### What needs to be done
Among the entries, which lines carry the string "right"? Copy every one.

### Extracted records
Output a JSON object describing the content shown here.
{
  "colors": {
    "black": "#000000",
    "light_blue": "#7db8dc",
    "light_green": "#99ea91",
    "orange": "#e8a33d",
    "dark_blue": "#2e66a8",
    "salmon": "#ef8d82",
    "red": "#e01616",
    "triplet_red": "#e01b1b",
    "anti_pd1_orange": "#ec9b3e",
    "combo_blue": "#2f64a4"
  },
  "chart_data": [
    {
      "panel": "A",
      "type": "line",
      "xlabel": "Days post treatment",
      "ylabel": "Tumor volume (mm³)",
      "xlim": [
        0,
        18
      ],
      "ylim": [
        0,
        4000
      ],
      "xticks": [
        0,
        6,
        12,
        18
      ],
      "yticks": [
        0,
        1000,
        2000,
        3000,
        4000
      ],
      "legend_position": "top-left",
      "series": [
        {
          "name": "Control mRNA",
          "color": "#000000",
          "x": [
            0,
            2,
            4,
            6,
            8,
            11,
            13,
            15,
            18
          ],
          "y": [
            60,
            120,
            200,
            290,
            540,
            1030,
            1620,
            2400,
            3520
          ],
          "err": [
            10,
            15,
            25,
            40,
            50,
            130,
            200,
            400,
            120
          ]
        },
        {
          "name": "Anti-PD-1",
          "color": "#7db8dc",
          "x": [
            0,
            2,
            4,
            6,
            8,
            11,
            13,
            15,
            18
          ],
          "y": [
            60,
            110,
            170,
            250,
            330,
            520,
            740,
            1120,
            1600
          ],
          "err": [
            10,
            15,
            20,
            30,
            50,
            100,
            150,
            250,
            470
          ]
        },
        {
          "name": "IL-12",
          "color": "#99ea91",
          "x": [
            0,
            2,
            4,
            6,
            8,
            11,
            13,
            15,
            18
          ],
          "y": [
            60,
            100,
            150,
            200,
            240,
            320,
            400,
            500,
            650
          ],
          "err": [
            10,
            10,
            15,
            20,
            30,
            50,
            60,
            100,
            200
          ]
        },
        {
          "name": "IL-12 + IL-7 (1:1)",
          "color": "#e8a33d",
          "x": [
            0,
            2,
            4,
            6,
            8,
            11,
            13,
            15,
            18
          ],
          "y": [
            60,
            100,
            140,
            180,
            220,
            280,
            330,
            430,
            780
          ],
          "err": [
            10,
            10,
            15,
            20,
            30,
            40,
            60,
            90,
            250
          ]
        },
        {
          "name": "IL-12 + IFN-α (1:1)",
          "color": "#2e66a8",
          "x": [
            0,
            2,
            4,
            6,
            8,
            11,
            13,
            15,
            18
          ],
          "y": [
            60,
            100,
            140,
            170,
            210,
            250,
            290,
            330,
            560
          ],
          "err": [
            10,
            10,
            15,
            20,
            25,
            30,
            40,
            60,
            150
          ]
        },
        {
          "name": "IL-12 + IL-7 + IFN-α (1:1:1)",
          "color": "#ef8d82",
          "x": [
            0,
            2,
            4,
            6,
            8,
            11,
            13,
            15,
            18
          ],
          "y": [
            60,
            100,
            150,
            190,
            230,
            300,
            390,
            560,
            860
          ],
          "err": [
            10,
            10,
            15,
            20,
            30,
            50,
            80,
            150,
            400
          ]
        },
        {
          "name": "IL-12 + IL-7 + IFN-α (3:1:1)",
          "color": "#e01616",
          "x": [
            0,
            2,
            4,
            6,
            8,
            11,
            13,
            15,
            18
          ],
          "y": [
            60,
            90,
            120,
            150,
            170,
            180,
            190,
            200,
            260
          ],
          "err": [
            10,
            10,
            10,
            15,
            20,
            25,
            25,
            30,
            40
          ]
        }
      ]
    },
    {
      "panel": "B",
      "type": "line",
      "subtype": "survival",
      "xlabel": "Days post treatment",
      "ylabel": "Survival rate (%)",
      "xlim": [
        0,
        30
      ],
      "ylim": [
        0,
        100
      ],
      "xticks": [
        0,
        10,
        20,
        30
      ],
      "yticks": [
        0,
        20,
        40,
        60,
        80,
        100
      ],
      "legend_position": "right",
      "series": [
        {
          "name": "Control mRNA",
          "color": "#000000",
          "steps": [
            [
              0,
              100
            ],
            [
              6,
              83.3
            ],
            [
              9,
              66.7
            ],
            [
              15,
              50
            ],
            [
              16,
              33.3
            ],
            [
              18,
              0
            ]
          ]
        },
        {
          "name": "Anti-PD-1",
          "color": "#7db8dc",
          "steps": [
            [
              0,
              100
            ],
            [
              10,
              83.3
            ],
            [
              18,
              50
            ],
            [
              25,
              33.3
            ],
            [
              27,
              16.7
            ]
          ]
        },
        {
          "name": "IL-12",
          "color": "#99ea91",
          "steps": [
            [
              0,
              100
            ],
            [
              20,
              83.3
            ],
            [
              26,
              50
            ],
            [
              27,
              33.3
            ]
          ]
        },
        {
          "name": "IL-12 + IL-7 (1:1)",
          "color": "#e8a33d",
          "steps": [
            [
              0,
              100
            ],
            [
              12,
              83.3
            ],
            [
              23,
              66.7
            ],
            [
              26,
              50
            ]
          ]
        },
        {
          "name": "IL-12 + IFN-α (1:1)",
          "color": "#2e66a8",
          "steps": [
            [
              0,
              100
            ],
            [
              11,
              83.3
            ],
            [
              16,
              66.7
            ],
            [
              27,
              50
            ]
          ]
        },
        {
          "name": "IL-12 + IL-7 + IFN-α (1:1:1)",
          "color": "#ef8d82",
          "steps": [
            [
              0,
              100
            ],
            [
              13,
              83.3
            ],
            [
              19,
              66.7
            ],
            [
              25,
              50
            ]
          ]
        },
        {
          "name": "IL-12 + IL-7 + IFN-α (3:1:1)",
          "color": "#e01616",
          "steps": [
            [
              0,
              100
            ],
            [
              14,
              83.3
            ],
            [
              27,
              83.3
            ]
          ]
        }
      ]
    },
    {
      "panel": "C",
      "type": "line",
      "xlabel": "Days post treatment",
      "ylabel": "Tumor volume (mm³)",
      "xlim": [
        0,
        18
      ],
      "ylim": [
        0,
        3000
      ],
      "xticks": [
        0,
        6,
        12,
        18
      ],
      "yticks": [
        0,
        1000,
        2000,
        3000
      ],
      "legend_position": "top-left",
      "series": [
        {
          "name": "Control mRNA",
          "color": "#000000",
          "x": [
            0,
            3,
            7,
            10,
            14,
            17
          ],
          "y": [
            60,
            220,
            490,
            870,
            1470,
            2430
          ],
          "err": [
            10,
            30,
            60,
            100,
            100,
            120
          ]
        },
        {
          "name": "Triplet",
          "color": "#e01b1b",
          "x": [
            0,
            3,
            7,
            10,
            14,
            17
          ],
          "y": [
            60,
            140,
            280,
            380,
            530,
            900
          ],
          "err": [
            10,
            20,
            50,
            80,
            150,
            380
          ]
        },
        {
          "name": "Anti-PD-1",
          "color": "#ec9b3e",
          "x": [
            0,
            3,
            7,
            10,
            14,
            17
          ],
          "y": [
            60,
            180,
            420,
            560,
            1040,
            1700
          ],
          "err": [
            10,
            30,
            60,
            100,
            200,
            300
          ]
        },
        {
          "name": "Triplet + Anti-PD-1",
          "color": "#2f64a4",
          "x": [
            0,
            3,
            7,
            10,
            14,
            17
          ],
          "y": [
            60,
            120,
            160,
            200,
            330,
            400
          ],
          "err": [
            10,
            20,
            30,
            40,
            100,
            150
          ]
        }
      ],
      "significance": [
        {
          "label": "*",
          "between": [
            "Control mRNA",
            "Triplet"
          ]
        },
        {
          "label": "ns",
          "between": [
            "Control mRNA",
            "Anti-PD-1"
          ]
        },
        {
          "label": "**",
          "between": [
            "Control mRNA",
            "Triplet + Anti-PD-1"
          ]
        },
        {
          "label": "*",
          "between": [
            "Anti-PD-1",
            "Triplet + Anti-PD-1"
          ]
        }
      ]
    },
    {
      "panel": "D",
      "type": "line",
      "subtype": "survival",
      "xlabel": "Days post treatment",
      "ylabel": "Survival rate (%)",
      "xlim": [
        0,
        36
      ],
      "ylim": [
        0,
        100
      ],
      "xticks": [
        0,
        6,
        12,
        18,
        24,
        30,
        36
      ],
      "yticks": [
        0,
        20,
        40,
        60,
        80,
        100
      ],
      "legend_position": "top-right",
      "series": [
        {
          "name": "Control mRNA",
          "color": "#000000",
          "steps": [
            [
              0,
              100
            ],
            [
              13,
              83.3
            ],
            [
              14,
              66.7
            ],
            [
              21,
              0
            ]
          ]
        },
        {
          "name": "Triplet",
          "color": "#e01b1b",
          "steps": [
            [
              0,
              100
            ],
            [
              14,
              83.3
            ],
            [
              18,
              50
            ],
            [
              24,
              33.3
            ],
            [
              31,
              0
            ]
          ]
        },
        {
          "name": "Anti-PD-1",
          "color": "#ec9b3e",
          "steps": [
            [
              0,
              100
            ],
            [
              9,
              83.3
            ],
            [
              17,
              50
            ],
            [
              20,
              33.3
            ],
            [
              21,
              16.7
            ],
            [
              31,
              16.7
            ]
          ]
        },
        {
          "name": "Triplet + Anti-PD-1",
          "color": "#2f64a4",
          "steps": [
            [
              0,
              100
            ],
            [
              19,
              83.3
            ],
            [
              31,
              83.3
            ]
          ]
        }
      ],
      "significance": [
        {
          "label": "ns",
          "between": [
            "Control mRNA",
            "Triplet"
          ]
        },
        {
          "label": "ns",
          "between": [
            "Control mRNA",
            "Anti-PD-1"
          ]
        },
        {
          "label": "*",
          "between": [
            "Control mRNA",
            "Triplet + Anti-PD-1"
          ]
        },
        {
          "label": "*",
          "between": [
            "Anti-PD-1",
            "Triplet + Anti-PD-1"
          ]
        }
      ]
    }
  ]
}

### Solution to the problem
      "legend_position": "right",
      "legend_position": "top-right",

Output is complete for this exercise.